:: What to work on ::
Check each line of the records for "Defrance"; collect those that have it.

[Dataset items]
┌────────

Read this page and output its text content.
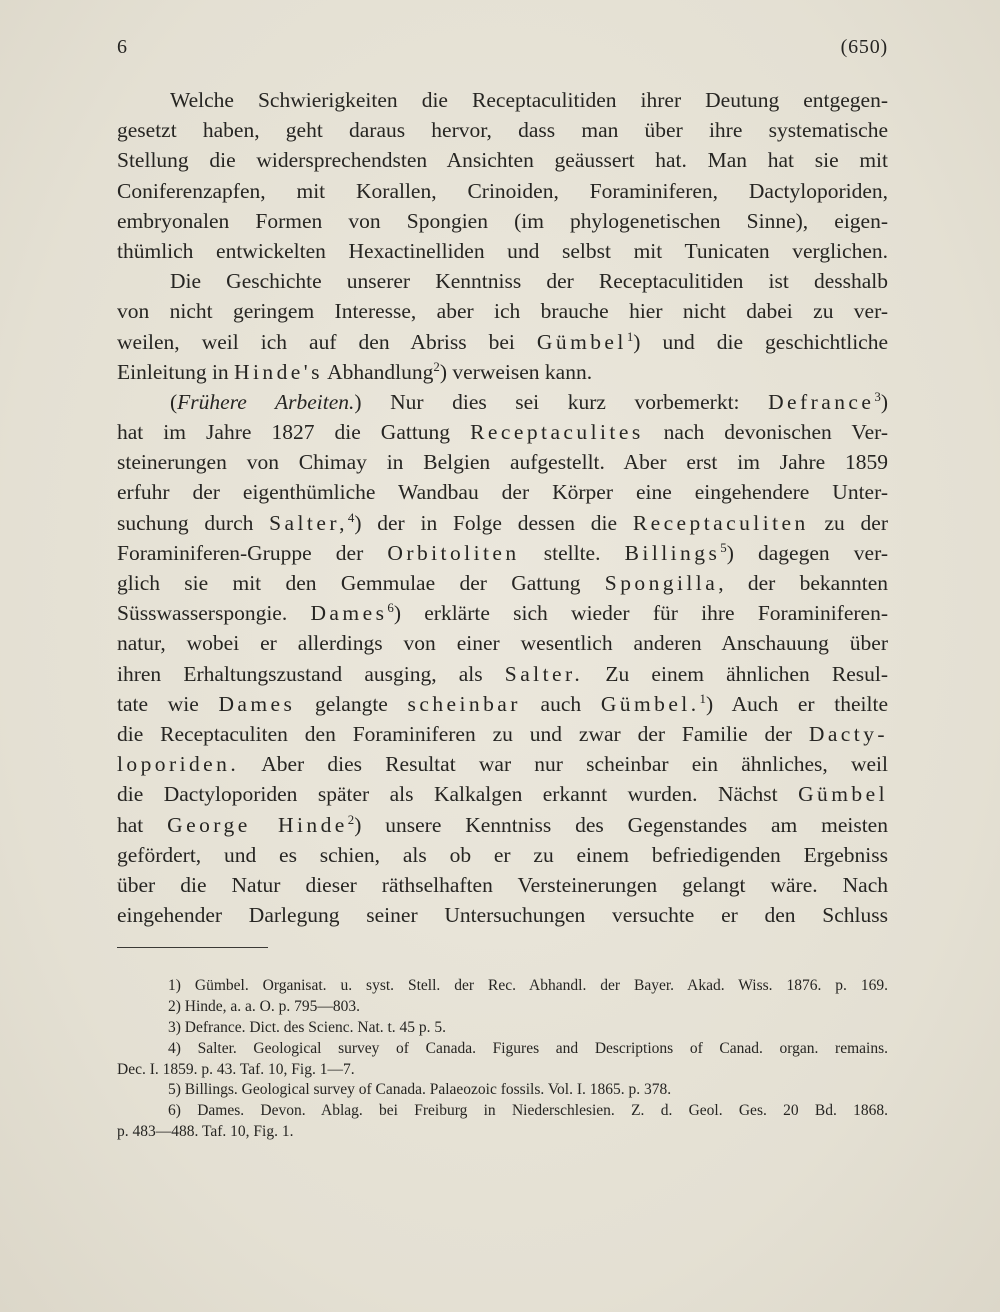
6	(650)
Welche Schwierigkeiten die Receptaculitiden ihrer Deutung entgegen-
gesetzt haben, geht daraus hervor, dass man über ihre systematische
Stellung die widersprechendsten Ansichten geäussert hat. Man hat sie mit
Coniferenzapfen, mit Korallen, Crinoiden, Foraminiferen, Dactyloporiden,
embryonalen Formen von Spongien (im phylogenetischen Sinne), eigen-
thümlich entwickelten Hexactinelliden und selbst mit Tunicaten verglichen.
Die Geschichte unserer Kenntniss der Receptaculitiden ist desshalb
von nicht geringem Interesse, aber ich brauche hier nicht dabei zu ver-
weilen, weil ich auf den Abriss bei Gümbel$^1$) und die geschichtliche
Einleitung in Hinde's Abhandlung$^2$) verweisen kann.
(Frühere Arbeiten.) Nur dies sei kurz vorbemerkt: Defrance$^3$)
hat im Jahre 1827 die Gattung Receptaculites nach devonischen Ver-
steinerungen von Chimay in Belgien aufgestellt. Aber erst im Jahre 1859
erfuhr der eigenthümliche Wandbau der Körper eine eingehendere Unter-
suchung durch Salter,$^4$) der in Folge dessen die Receptaculiten zu der
Foraminiferen-Gruppe der Orbitoliten stellte. Billings$^5$) dagegen ver-
glich sie mit den Gemmulae der Gattung Spongilla, der bekannten
Süsswasserspongie. Dames$^6$) erklärte sich wieder für ihre Foraminiferen-
natur, wobei er allerdings von einer wesentlich anderen Anschauung über
ihren Erhaltungszustand ausging, als Salter. Zu einem ähnlichen Resul-
tate wie Dames gelangte scheinbar auch Gümbel.$^1$) Auch er theilte
die Receptaculiten den Foraminiferen zu und zwar der Familie der Dacty-
loporiden. Aber dies Resultat war nur scheinbar ein ähnliches, weil
die Dactyloporiden später als Kalkalgen erkannt wurden. Nächst Gümbel
hat George Hinde$^2$) unsere Kenntniss des Gegenstandes am meisten
gefördert, und es schien, als ob er zu einem befriedigenden Ergebniss
über die Natur dieser räthselhaften Versteinerungen gelangt wäre. Nach
eingehender Darlegung seiner Untersuchungen versuchte er den Schluss
1) Gümbel. Organisat. u. syst. Stell. der Rec. Abhandl. der Bayer. Akad. Wiss. 1876. p. 169.
2) Hinde, a. a. O. p. 795—803.
3) Defrance. Dict. des Scienc. Nat. t. 45 p. 5.
4) Salter. Geological survey of Canada. Figures and Descriptions of Canad. organ. remains.
Dec. I. 1859. p. 43. Taf. 10, Fig. 1—7.
5) Billings. Geological survey of Canada. Palaeozoic fossils. Vol. I. 1865. p. 378.
6) Dames. Devon. Ablag. bei Freiburg in Niederschlesien. Z. d. Geol. Ges. 20 Bd. 1868.
p. 483—488. Taf. 10, Fig. 1.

└────────

:: Worked solution ::
(Frühere Arbeiten.) Nur dies sei kurz vorbemerkt: Defrance$^3$)
3) Defrance. Dict. des Scienc. Nat. t. 45 p. 5.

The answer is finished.